_What is required:_
The entries below should be output exactly as written.

_Extracted information:_
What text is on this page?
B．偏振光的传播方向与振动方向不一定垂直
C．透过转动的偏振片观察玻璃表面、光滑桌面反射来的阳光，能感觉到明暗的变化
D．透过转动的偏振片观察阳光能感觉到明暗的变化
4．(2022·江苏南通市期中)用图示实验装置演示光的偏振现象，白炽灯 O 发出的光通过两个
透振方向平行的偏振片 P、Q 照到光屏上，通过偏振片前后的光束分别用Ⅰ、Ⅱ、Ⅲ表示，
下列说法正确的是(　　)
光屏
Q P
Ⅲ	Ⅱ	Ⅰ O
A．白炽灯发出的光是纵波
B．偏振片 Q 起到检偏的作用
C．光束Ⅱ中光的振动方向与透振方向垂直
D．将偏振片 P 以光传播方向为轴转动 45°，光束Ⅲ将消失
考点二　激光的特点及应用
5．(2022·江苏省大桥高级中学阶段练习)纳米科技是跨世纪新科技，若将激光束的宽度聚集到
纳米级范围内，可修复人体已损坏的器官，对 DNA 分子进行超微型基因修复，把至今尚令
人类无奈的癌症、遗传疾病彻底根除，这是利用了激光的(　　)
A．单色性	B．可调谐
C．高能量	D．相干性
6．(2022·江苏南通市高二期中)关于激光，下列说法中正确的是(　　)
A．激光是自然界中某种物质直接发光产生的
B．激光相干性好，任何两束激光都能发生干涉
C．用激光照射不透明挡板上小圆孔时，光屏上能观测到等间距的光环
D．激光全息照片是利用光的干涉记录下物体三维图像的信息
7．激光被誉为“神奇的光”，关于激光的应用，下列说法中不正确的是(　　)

_The completed task:_
What text is on this page?
B．偏振光的传播方向与振动方向不一定垂直
C．透过转动的偏振片观察玻璃表面、光滑桌面反射来的阳光，能感觉到明暗的变化
D．透过转动的偏振片观察阳光能感觉到明暗的变化
4．(2022·江苏南通市期中)用图示实验装置演示光的偏振现象，白炽灯 O 发出的光通过两个
透振方向平行的偏振片 P、Q 照到光屏上，通过偏振片前后的光束分别用Ⅰ、Ⅱ、Ⅲ表示，
下列说法正确的是(　　)
光屏
Q P
Ⅲ	Ⅱ	Ⅰ O
A．白炽灯发出的光是纵波
B．偏振片 Q 起到检偏的作用
C．光束Ⅱ中光的振动方向与透振方向垂直
D．将偏振片 P 以光传播方向为轴转动 45°，光束Ⅲ将消失
考点二　激光的特点及应用
5．(2022·江苏省大桥高级中学阶段练习)纳米科技是跨世纪新科技，若将激光束的宽度聚集到
纳米级范围内，可修复人体已损坏的器官，对 DNA 分子进行超微型基因修复，把至今尚令
人类无奈的癌症、遗传疾病彻底根除，这是利用了激光的(　　)
A．单色性	B．可调谐
C．高能量	D．相干性
6．(2022·江苏南通市高二期中)关于激光，下列说法中正确的是(　　)
A．激光是自然界中某种物质直接发光产生的
B．激光相干性好，任何两束激光都能发生干涉
C．用激光照射不透明挡板上小圆孔时，光屏上能观测到等间距的光环
D．激光全息照片是利用光的干涉记录下物体三维图像的信息
7．激光被誉为“神奇的光”，关于激光的应用，下列说法中不正确的是(　　)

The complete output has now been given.